## Short task
Output the full listing word for word.

## Source records
(begin)

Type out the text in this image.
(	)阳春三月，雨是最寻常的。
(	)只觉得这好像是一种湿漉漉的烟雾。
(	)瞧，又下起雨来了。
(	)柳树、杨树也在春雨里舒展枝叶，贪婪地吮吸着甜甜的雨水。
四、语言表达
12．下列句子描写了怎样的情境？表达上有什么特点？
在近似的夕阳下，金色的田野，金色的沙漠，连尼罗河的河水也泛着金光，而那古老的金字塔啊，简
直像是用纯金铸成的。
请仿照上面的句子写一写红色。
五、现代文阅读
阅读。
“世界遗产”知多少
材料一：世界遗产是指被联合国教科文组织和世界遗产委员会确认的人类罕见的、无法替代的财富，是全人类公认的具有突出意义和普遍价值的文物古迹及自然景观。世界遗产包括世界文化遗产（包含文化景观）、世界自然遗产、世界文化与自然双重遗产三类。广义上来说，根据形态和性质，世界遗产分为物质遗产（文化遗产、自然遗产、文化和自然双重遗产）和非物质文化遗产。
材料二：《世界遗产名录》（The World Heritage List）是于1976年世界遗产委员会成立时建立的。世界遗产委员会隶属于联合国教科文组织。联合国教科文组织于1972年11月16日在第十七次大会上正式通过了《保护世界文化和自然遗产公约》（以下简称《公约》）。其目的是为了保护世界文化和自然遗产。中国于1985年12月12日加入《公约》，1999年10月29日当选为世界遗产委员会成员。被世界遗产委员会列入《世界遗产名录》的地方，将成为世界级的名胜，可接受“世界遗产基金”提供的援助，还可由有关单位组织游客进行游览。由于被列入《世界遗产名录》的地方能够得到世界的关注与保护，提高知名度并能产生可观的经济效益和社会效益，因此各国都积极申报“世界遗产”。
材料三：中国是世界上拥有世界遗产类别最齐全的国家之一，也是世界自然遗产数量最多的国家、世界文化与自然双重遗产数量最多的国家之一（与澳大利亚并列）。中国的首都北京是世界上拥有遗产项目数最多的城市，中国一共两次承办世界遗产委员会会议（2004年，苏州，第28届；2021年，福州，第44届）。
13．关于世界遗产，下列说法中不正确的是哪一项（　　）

(end)

## Expected answer
Type out the text in this image.
(	)阳春三月，雨是最寻常的。
(	)只觉得这好像是一种湿漉漉的烟雾。
(	)瞧，又下起雨来了。
(	)柳树、杨树也在春雨里舒展枝叶，贪婪地吮吸着甜甜的雨水。
四、语言表达
12．下列句子描写了怎样的情境？表达上有什么特点？
在近似的夕阳下，金色的田野，金色的沙漠，连尼罗河的河水也泛着金光，而那古老的金字塔啊，简
直像是用纯金铸成的。
请仿照上面的句子写一写红色。
五、现代文阅读
阅读。
“世界遗产”知多少
材料一：世界遗产是指被联合国教科文组织和世界遗产委员会确认的人类罕见的、无法替代的财富，是全人类公认的具有突出意义和普遍价值的文物古迹及自然景观。世界遗产包括世界文化遗产（包含文化景观）、世界自然遗产、世界文化与自然双重遗产三类。广义上来说，根据形态和性质，世界遗产分为物质遗产（文化遗产、自然遗产、文化和自然双重遗产）和非物质文化遗产。
材料二：《世界遗产名录》（The World Heritage List）是于1976年世界遗产委员会成立时建立的。世界遗产委员会隶属于联合国教科文组织。联合国教科文组织于1972年11月16日在第十七次大会上正式通过了《保护世界文化和自然遗产公约》（以下简称《公约》）。其目的是为了保护世界文化和自然遗产。中国于1985年12月12日加入《公约》，1999年10月29日当选为世界遗产委员会成员。被世界遗产委员会列入《世界遗产名录》的地方，将成为世界级的名胜，可接受“世界遗产基金”提供的援助，还可由有关单位组织游客进行游览。由于被列入《世界遗产名录》的地方能够得到世界的关注与保护，提高知名度并能产生可观的经济效益和社会效益，因此各国都积极申报“世界遗产”。
材料三：中国是世界上拥有世界遗产类别最齐全的国家之一，也是世界自然遗产数量最多的国家、世界文化与自然双重遗产数量最多的国家之一（与澳大利亚并列）。中国的首都北京是世界上拥有遗产项目数最多的城市，中国一共两次承办世界遗产委员会会议（2004年，苏州，第28届；2021年，福州，第44届）。
13．关于世界遗产，下列说法中不正确的是哪一项（　　）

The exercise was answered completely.